▸ STATED PROBLEM:
Below are some records. Pull every line that contains the word "Logic".

Records from a data collection:
• • • • •

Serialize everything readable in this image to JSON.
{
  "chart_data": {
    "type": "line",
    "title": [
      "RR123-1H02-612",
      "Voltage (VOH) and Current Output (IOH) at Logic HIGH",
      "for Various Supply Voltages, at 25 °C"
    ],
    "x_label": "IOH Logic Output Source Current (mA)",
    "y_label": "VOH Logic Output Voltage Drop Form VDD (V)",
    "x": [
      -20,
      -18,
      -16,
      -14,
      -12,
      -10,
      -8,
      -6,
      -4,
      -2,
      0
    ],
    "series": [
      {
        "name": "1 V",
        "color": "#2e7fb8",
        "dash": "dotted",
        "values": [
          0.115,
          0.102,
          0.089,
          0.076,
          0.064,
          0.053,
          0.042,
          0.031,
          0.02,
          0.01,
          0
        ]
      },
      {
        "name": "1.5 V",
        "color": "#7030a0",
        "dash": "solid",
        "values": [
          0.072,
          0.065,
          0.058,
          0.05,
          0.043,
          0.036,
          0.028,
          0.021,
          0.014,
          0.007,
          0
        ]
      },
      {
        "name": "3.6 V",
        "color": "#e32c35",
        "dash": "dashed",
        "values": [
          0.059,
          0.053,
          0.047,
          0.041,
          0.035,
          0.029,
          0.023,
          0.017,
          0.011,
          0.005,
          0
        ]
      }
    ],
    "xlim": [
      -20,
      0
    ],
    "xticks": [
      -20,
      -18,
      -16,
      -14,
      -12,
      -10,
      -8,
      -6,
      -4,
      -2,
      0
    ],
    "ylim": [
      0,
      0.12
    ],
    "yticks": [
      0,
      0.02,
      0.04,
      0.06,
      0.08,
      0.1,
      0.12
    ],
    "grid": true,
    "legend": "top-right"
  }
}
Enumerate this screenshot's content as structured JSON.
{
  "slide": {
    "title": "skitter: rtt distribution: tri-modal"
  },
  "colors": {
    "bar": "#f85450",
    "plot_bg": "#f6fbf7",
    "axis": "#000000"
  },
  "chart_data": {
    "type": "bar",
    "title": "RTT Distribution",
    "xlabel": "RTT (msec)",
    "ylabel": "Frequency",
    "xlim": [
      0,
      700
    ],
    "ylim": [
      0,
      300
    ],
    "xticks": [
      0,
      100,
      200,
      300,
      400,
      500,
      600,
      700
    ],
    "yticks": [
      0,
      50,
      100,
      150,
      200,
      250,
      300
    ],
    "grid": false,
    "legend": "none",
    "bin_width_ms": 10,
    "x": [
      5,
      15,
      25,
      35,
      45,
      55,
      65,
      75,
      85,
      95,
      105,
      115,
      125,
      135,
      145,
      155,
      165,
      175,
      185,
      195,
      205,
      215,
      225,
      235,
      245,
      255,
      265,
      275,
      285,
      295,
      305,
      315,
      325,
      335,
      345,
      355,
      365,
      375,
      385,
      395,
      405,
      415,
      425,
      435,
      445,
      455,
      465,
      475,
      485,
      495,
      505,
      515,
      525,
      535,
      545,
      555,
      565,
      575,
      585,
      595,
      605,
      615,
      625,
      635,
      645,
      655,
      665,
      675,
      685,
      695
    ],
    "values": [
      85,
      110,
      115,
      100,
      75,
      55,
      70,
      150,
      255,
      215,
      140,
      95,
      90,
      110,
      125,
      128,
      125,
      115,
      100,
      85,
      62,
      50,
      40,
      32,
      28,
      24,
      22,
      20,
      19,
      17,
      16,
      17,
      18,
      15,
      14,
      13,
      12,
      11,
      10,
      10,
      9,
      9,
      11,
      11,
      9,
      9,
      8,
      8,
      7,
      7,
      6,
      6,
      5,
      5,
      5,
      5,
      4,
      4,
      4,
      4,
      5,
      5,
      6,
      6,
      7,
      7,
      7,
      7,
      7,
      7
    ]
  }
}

• • • • •

▸ IN RESPONSE:
      "Voltage (VOH) and Current Output (IOH) at Logic HIGH",
    "x_label": "IOH Logic Output Source Current (mA)",
    "y_label": "VOH Logic Output Voltage Drop Form VDD (V)",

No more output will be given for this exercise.